## Task statement:
Your task is to transcribe all the entries exactly, excluding pictures.
□ □ □
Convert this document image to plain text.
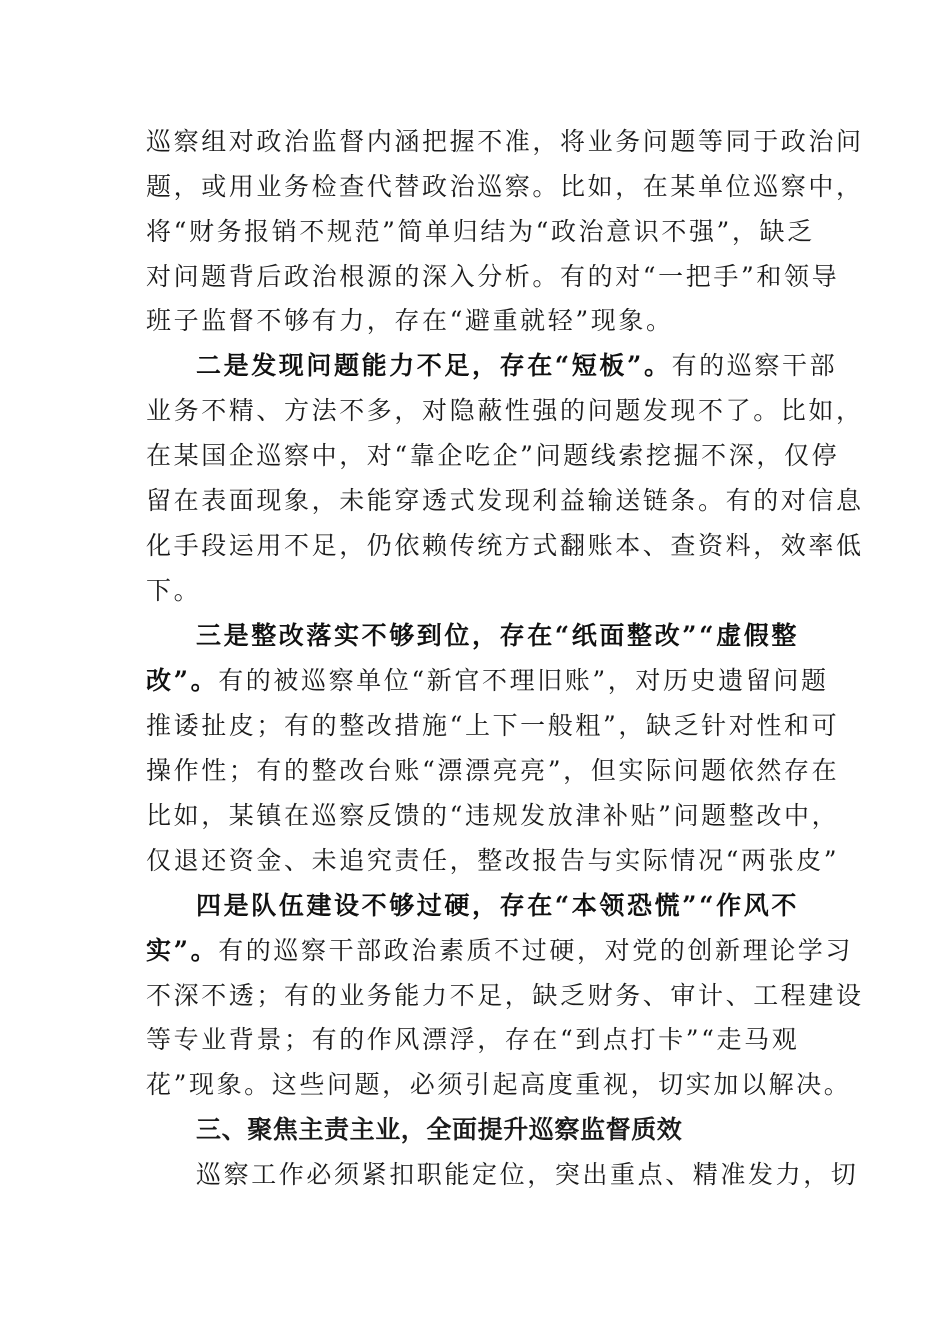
巡察组对政治监督内涵把握不准，将业务问题等同于政治问
题，或用业务检查代替政治巡察。比如，在某单位巡察中，
将“财务报销不规范”简单归结为“政治意识不强”，缺乏
对问题背后政治根源的深入分析。有的对“一把手”和领导
班子监督不够有力，存在“避重就轻”现象。
二是发现问题能力不足，存在“短板”。有的巡察干部
业务不精、方法不多，对隐蔽性强的问题发现不了。比如，
在某国企巡察中，对“靠企吃企”问题线索挖掘不深，仅停
留在表面现象，未能穿透式发现利益输送链条。有的对信息
化手段运用不足，仍依赖传统方式翻账本、查资料，效率低
下。
三是整改落实不够到位，存在“纸面整改”“虚假整
改”。有的被巡察单位“新官不理旧账”，对历史遗留问题
推诿扯皮；有的整改措施“上下一般粗”，缺乏针对性和可
操作性；有的整改台账“漂漂亮亮”，但实际问题依然存在
比如，某镇在巡察反馈的“违规发放津补贴”问题整改中，
仅退还资金、未追究责任，整改报告与实际情况“两张皮”
四是队伍建设不够过硬，存在“本领恐慌”“作风不
实”。有的巡察干部政治素质不过硬，对党的创新理论学习
不深不透；有的业务能力不足，缺乏财务、审计、工程建设
等专业背景；有的作风漂浮，存在“到点打卡”“走马观
花”现象。这些问题，必须引起高度重视，切实加以解决。
三、聚焦主责主业，全面提升巡察监督质效
巡察工作必须紧扣职能定位，突出重点、精准发力，切
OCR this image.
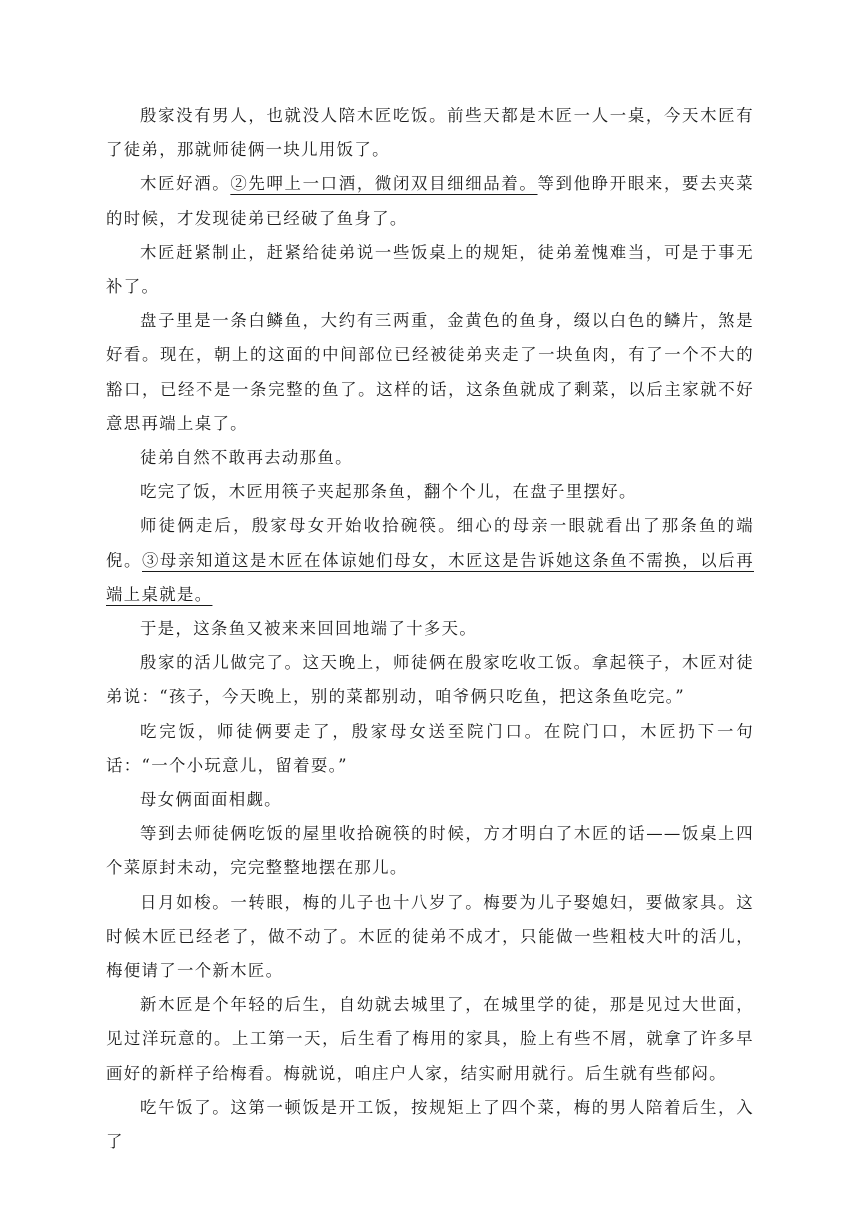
殷家没有男人，也就没人陪木匠吃饭。前些天都是木匠一人一桌，今天木匠有了徒弟，那就师徒俩一块儿用饭了。

木匠好酒。②先呷上一口酒，微闭双目细细品着。等到他睁开眼来，要去夹菜的时候，才发现徒弟已经破了鱼身了。

木匠赶紧制止，赶紧给徒弟说一些饭桌上的规矩，徒弟羞愧难当，可是于事无补了。

盘子里是一条白鳞鱼，大约有三两重，金黄色的鱼身，缀以白色的鳞片，煞是好看。现在，朝上的这面的中间部位已经被徒弟夹走了一块鱼肉，有了一个不大的豁口，已经不是一条完整的鱼了。这样的话，这条鱼就成了剩菜，以后主家就不好意思再端上桌了。

徒弟自然不敢再去动那鱼。

吃完了饭，木匠用筷子夹起那条鱼，翻个个儿，在盘子里摆好。

师徒俩走后，殷家母女开始收拾碗筷。细心的母亲一眼就看出了那条鱼的端倪。③母亲知道这是木匠在体谅她们母女，木匠这是告诉她这条鱼不需换，以后再端上桌就是。

于是，这条鱼又被来来回回地端了十多天。

殷家的活儿做完了。这天晚上，师徒俩在殷家吃收工饭。拿起筷子，木匠对徒弟说：“孩子，今天晚上，别的菜都别动，咱爷俩只吃鱼，把这条鱼吃完。”

吃完饭，师徒俩要走了，殷家母女送至院门口。在院门口，木匠扔下一句话：“一个小玩意儿，留着耍。”

母女俩面面相觑。

等到去师徒俩吃饭的屋里收拾碗筷的时候，方才明白了木匠的话——饭桌上四个菜原封未动，完完整整地摆在那儿。

日月如梭。一转眼，梅的儿子也十八岁了。梅要为儿子娶媳妇，要做家具。这时候木匠已经老了，做不动了。木匠的徒弟不成才，只能做一些粗枝大叶的活儿，梅便请了一个新木匠。

新木匠是个年轻的后生，自幼就去城里了，在城里学的徒，那是见过大世面，见过洋玩意的。上工第一天，后生看了梅用的家具，脸上有些不屑，就拿了许多早画好的新样子给梅看。梅就说，咱庄户人家，结实耐用就行。后生就有些郁闷。

吃午饭了。这第一顿饭是开工饭，按规矩上了四个菜，梅的男人陪着后生，入了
□ □ □
## Response to this task:
Convert this document image to plain text.
巡察组对政治监督内涵把握不准，将业务问题等同于政治问
题，或用业务检查代替政治巡察。比如，在某单位巡察中，
将“财务报销不规范”简单归结为“政治意识不强”，缺乏
对问题背后政治根源的深入分析。有的对“一把手”和领导
班子监督不够有力，存在“避重就轻”现象。
二是发现问题能力不足，存在“短板”。有的巡察干部
业务不精、方法不多，对隐蔽性强的问题发现不了。比如，
在某国企巡察中，对“靠企吃企”问题线索挖掘不深，仅停
留在表面现象，未能穿透式发现利益输送链条。有的对信息
化手段运用不足，仍依赖传统方式翻账本、查资料，效率低
下。
三是整改落实不够到位，存在“纸面整改”“虚假整
改”。有的被巡察单位“新官不理旧账”，对历史遗留问题
推诿扯皮；有的整改措施“上下一般粗”，缺乏针对性和可
操作性；有的整改台账“漂漂亮亮”，但实际问题依然存在
比如，某镇在巡察反馈的“违规发放津补贴”问题整改中，
仅退还资金、未追究责任，整改报告与实际情况“两张皮”
四是队伍建设不够过硬，存在“本领恐慌”“作风不
实”。有的巡察干部政治素质不过硬，对党的创新理论学习
不深不透；有的业务能力不足，缺乏财务、审计、工程建设
等专业背景；有的作风漂浮，存在“到点打卡”“走马观
花”现象。这些问题，必须引起高度重视，切实加以解决。
三、聚焦主责主业，全面提升巡察监督质效
巡察工作必须紧扣职能定位，突出重点、精准发力，切
OCR this image.
殷家没有男人，也就没人陪木匠吃饭。前些天都是木匠一人一桌，今天木匠有了徒弟，那就师徒俩一块儿用饭了。

木匠好酒。②先呷上一口酒，微闭双目细细品着。等到他睁开眼来，要去夹菜的时候，才发现徒弟已经破了鱼身了。

木匠赶紧制止，赶紧给徒弟说一些饭桌上的规矩，徒弟羞愧难当，可是于事无补了。

盘子里是一条白鳞鱼，大约有三两重，金黄色的鱼身，缀以白色的鳞片，煞是好看。现在，朝上的这面的中间部位已经被徒弟夹走了一块鱼肉，有了一个不大的豁口，已经不是一条完整的鱼了。这样的话，这条鱼就成了剩菜，以后主家就不好意思再端上桌了。

徒弟自然不敢再去动那鱼。

吃完了饭，木匠用筷子夹起那条鱼，翻个个儿，在盘子里摆好。

师徒俩走后，殷家母女开始收拾碗筷。细心的母亲一眼就看出了那条鱼的端倪。③母亲知道这是木匠在体谅她们母女，木匠这是告诉她这条鱼不需换，以后再端上桌就是。

于是，这条鱼又被来来回回地端了十多天。

殷家的活儿做完了。这天晚上，师徒俩在殷家吃收工饭。拿起筷子，木匠对徒弟说：“孩子，今天晚上，别的菜都别动，咱爷俩只吃鱼，把这条鱼吃完。”

吃完饭，师徒俩要走了，殷家母女送至院门口。在院门口，木匠扔下一句话：“一个小玩意儿，留着耍。”

母女俩面面相觑。

等到去师徒俩吃饭的屋里收拾碗筷的时候，方才明白了木匠的话——饭桌上四个菜原封未动，完完整整地摆在那儿。

日月如梭。一转眼，梅的儿子也十八岁了。梅要为儿子娶媳妇，要做家具。这时候木匠已经老了，做不动了。木匠的徒弟不成才，只能做一些粗枝大叶的活儿，梅便请了一个新木匠。

新木匠是个年轻的后生，自幼就去城里了，在城里学的徒，那是见过大世面，见过洋玩意的。上工第一天，后生看了梅用的家具，脸上有些不屑，就拿了许多早画好的新样子给梅看。梅就说，咱庄户人家，结实耐用就行。后生就有些郁闷。

吃午饭了。这第一顿饭是开工饭，按规矩上了四个菜，梅的男人陪着后生，入了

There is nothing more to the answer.